▸ **To be done**
State how many lines of the listing contain the string "első", matching case exactly. Reply with the number alone.

### The input ###

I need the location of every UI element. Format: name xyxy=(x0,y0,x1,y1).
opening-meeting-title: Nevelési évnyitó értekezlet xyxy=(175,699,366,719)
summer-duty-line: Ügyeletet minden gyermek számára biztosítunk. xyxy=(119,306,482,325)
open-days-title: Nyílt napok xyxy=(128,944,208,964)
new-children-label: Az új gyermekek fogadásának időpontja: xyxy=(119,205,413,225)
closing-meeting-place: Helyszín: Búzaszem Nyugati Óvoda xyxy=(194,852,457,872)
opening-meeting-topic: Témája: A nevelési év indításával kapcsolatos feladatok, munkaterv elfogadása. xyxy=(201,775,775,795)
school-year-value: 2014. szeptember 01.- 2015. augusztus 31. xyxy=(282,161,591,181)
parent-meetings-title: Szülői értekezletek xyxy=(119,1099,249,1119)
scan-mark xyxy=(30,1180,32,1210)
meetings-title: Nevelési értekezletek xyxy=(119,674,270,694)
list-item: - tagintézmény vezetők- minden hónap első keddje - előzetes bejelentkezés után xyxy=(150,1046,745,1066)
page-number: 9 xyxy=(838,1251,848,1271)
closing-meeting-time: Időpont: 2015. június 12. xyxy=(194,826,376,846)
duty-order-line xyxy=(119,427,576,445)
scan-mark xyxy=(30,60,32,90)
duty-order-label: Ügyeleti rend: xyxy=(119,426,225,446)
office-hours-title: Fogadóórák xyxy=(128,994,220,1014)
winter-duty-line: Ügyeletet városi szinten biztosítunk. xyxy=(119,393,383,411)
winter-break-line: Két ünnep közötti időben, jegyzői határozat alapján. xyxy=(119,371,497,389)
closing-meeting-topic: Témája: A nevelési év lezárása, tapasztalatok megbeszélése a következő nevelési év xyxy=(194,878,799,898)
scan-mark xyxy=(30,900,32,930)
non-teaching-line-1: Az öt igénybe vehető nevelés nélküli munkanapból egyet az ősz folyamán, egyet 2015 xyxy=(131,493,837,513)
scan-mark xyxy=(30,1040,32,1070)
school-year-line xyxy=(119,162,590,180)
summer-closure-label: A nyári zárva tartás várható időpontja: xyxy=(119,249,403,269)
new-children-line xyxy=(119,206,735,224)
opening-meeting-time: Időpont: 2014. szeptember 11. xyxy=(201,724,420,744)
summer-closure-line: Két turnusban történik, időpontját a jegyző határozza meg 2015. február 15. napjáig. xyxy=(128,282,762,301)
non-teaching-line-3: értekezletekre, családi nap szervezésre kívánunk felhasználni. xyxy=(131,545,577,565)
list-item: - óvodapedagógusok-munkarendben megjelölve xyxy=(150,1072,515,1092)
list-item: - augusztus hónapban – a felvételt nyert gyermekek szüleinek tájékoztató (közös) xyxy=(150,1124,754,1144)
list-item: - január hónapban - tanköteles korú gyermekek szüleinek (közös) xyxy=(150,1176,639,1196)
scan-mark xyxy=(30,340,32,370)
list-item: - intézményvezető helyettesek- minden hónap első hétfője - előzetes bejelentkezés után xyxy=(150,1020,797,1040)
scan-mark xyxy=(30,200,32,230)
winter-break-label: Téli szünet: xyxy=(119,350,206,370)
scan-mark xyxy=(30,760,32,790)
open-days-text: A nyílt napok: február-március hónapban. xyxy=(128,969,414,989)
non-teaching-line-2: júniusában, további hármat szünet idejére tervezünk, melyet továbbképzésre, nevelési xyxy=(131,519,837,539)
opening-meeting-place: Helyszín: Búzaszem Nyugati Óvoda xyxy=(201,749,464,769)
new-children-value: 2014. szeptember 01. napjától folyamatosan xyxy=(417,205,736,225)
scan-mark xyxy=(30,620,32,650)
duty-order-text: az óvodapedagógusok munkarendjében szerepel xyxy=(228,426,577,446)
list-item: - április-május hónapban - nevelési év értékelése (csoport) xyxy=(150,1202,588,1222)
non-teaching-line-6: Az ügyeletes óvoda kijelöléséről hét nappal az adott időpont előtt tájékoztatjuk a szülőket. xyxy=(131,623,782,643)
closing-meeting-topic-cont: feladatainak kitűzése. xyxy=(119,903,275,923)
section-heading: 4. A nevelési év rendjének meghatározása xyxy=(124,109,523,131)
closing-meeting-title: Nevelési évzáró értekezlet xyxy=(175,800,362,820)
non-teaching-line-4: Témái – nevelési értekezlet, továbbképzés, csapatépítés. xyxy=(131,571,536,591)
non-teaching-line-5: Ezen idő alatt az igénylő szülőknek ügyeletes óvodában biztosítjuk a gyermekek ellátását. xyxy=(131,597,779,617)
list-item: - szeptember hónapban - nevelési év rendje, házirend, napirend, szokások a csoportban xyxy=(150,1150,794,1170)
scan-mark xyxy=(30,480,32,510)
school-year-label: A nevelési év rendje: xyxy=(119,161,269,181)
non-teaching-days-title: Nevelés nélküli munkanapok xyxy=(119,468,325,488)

###

▸ **Right answer**
2